**What the exercise asks**
Restate the entries below word for word, omitting nothing.

------------------------------------------------------------------------

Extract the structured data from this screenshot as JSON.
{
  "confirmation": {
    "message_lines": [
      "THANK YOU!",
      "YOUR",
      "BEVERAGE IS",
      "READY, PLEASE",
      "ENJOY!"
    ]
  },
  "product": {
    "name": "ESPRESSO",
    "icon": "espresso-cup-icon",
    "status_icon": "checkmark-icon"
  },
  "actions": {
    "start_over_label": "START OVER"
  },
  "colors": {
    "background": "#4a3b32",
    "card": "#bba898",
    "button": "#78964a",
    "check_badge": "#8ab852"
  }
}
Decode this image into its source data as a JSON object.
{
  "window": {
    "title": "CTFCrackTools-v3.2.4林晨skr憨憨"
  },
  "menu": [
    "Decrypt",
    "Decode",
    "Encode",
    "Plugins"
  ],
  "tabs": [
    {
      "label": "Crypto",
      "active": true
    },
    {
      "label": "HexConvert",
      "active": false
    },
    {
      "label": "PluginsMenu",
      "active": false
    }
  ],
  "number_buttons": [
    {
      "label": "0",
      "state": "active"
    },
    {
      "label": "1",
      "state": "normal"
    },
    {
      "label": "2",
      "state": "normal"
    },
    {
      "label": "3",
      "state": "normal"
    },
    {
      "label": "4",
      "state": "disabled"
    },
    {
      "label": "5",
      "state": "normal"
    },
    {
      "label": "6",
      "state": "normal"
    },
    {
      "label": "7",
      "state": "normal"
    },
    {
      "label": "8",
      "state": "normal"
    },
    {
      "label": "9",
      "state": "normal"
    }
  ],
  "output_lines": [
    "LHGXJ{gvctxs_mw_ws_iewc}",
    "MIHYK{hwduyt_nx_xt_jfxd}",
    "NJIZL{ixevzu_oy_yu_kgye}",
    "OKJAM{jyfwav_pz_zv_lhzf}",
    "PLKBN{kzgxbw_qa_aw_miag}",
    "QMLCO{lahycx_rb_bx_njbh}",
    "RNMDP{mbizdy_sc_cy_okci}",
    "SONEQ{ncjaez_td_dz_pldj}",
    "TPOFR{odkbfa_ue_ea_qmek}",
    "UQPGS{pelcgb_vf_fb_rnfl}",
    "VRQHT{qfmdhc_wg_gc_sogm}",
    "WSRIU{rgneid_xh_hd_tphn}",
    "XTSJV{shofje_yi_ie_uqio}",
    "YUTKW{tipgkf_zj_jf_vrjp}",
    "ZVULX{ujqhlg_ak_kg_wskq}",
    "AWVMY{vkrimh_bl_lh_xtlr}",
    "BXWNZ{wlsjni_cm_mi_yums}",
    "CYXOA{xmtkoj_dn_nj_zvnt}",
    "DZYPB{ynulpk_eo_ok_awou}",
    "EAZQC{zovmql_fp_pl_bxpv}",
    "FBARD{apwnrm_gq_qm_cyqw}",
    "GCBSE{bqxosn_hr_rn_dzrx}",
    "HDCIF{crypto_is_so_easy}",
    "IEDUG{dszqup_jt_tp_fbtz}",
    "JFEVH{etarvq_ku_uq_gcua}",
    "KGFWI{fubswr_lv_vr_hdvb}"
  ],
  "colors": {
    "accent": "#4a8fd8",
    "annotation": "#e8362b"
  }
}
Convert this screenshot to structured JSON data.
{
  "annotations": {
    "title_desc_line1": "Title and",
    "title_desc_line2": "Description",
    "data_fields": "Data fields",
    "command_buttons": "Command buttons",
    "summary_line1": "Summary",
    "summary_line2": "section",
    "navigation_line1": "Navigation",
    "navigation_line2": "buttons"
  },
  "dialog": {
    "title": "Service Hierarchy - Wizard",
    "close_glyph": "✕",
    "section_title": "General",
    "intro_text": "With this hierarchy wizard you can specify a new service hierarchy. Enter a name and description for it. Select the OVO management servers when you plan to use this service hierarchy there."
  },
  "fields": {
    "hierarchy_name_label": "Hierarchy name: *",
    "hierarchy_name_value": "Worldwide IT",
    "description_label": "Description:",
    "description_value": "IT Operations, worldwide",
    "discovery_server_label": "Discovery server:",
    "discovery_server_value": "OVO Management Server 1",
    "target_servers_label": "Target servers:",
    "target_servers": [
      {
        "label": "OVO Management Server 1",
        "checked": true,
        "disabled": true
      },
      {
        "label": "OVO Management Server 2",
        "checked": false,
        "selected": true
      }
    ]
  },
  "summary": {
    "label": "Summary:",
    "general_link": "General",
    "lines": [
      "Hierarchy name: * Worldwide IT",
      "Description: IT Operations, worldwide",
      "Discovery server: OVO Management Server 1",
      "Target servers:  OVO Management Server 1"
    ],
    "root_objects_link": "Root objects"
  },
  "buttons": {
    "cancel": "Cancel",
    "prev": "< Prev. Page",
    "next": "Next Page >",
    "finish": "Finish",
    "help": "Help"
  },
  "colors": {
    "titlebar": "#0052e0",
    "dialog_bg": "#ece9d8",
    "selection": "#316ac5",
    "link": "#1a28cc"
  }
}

------------------------------------------------------------------------

**Exercise output**
Extract the structured data from this screenshot as JSON.
{
  "confirmation": {
    "message_lines": [
      "THANK YOU!",
      "YOUR",
      "BEVERAGE IS",
      "READY, PLEASE",
      "ENJOY!"
    ]
  },
  "product": {
    "name": "ESPRESSO",
    "icon": "espresso-cup-icon",
    "status_icon": "checkmark-icon"
  },
  "actions": {
    "start_over_label": "START OVER"
  },
  "colors": {
    "background": "#4a3b32",
    "card": "#bba898",
    "button": "#78964a",
    "check_badge": "#8ab852"
  }
}
Decode this image into its source data as a JSON object.
{
  "window": {
    "title": "CTFCrackTools-v3.2.4林晨skr憨憨"
  },
  "menu": [
    "Decrypt",
    "Decode",
    "Encode",
    "Plugins"
  ],
  "tabs": [
    {
      "label": "Crypto",
      "active": true
    },
    {
      "label": "HexConvert",
      "active": false
    },
    {
      "label": "PluginsMenu",
      "active": false
    }
  ],
  "number_buttons": [
    {
      "label": "0",
      "state": "active"
    },
    {
      "label": "1",
      "state": "normal"
    },
    {
      "label": "2",
      "state": "normal"
    },
    {
      "label": "3",
      "state": "normal"
    },
    {
      "label": "4",
      "state": "disabled"
    },
    {
      "label": "5",
      "state": "normal"
    },
    {
      "label": "6",
      "state": "normal"
    },
    {
      "label": "7",
      "state": "normal"
    },
    {
      "label": "8",
      "state": "normal"
    },
    {
      "label": "9",
      "state": "normal"
    }
  ],
  "output_lines": [
    "LHGXJ{gvctxs_mw_ws_iewc}",
    "MIHYK{hwduyt_nx_xt_jfxd}",
    "NJIZL{ixevzu_oy_yu_kgye}",
    "OKJAM{jyfwav_pz_zv_lhzf}",
    "PLKBN{kzgxbw_qa_aw_miag}",
    "QMLCO{lahycx_rb_bx_njbh}",
    "RNMDP{mbizdy_sc_cy_okci}",
    "SONEQ{ncjaez_td_dz_pldj}",
    "TPOFR{odkbfa_ue_ea_qmek}",
    "UQPGS{pelcgb_vf_fb_rnfl}",
    "VRQHT{qfmdhc_wg_gc_sogm}",
    "WSRIU{rgneid_xh_hd_tphn}",
    "XTSJV{shofje_yi_ie_uqio}",
    "YUTKW{tipgkf_zj_jf_vrjp}",
    "ZVULX{ujqhlg_ak_kg_wskq}",
    "AWVMY{vkrimh_bl_lh_xtlr}",
    "BXWNZ{wlsjni_cm_mi_yums}",
    "CYXOA{xmtkoj_dn_nj_zvnt}",
    "DZYPB{ynulpk_eo_ok_awou}",
    "EAZQC{zovmql_fp_pl_bxpv}",
    "FBARD{apwnrm_gq_qm_cyqw}",
    "GCBSE{bqxosn_hr_rn_dzrx}",
    "HDCIF{crypto_is_so_easy}",
    "IEDUG{dszqup_jt_tp_fbtz}",
    "JFEVH{etarvq_ku_uq_gcua}",
    "KGFWI{fubswr_lv_vr_hdvb}"
  ],
  "colors": {
    "accent": "#4a8fd8",
    "annotation": "#e8362b"
  }
}
Convert this screenshot to structured JSON data.
{
  "annotations": {
    "title_desc_line1": "Title and",
    "title_desc_line2": "Description",
    "data_fields": "Data fields",
    "command_buttons": "Command buttons",
    "summary_line1": "Summary",
    "summary_line2": "section",
    "navigation_line1": "Navigation",
    "navigation_line2": "buttons"
  },
  "dialog": {
    "title": "Service Hierarchy - Wizard",
    "close_glyph": "✕",
    "section_title": "General",
    "intro_text": "With this hierarchy wizard you can specify a new service hierarchy. Enter a name and description for it. Select the OVO management servers when you plan to use this service hierarchy there."
  },
  "fields": {
    "hierarchy_name_label": "Hierarchy name: *",
    "hierarchy_name_value": "Worldwide IT",
    "description_label": "Description:",
    "description_value": "IT Operations, worldwide",
    "discovery_server_label": "Discovery server:",
    "discovery_server_value": "OVO Management Server 1",
    "target_servers_label": "Target servers:",
    "target_servers": [
      {
        "label": "OVO Management Server 1",
        "checked": true,
        "disabled": true
      },
      {
        "label": "OVO Management Server 2",
        "checked": false,
        "selected": true
      }
    ]
  },
  "summary": {
    "label": "Summary:",
    "general_link": "General",
    "lines": [
      "Hierarchy name: * Worldwide IT",
      "Description: IT Operations, worldwide",
      "Discovery server: OVO Management Server 1",
      "Target servers:  OVO Management Server 1"
    ],
    "root_objects_link": "Root objects"
  },
  "buttons": {
    "cancel": "Cancel",
    "prev": "< Prev. Page",
    "next": "Next Page >",
    "finish": "Finish",
    "help": "Help"
  },
  "colors": {
    "titlebar": "#0052e0",
    "dialog_bg": "#ece9d8",
    "selection": "#316ac5",
    "link": "#1a28cc"
  }
}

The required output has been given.